§ TASK GOAL
Show, in full, each line of the data that contains "安全生产月".

==*==

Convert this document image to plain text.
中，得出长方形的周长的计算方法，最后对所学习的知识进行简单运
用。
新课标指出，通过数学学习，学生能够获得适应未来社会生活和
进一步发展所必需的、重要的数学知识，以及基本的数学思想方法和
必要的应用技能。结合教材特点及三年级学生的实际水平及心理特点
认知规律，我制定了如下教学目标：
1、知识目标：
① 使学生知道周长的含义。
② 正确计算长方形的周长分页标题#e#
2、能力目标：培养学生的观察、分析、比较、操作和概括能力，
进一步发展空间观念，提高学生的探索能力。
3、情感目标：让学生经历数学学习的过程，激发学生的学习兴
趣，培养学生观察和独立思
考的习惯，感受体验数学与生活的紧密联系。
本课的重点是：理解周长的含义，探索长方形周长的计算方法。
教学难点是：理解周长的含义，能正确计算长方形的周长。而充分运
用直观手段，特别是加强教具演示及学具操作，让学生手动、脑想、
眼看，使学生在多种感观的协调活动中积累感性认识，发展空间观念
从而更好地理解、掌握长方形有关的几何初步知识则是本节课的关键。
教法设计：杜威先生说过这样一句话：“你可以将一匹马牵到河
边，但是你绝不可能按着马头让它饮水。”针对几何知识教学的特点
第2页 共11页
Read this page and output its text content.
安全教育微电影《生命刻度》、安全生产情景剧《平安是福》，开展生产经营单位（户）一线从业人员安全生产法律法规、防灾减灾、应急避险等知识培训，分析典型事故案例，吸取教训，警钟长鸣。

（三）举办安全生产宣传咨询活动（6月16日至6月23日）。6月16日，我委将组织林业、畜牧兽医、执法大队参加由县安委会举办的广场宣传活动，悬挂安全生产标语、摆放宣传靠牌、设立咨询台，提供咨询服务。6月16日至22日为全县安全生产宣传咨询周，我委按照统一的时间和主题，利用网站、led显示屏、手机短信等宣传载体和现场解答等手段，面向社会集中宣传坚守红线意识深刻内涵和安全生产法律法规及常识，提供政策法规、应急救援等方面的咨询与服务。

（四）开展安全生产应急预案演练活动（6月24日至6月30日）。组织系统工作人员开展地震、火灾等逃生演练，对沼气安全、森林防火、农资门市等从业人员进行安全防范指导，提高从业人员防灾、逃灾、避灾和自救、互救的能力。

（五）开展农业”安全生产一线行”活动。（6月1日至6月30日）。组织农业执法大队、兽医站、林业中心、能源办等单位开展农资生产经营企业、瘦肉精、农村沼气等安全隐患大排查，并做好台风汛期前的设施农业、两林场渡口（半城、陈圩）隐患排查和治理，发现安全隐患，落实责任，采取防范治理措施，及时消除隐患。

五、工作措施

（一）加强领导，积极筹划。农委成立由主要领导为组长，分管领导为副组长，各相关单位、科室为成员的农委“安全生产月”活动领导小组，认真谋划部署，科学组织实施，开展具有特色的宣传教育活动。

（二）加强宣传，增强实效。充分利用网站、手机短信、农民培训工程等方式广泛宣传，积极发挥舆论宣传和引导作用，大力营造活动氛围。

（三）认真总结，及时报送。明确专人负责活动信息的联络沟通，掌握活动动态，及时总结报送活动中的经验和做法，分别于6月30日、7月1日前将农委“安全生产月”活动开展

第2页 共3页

==*==

§ RESPONSE
（一）加强领导，积极筹划。农委成立由主要领导为组长，分管领导为副组长，各相关单位、科室为成员的农委“安全生产月”活动领导小组，认真谋划部署，科学组织实施，开展具有特色的宣传教育活动。
（三）认真总结，及时报送。明确专人负责活动信息的联络沟通，掌握活动动态，及时总结报送活动中的经验和做法，分别于6月30日、7月1日前将农委“安全生产月”活动开展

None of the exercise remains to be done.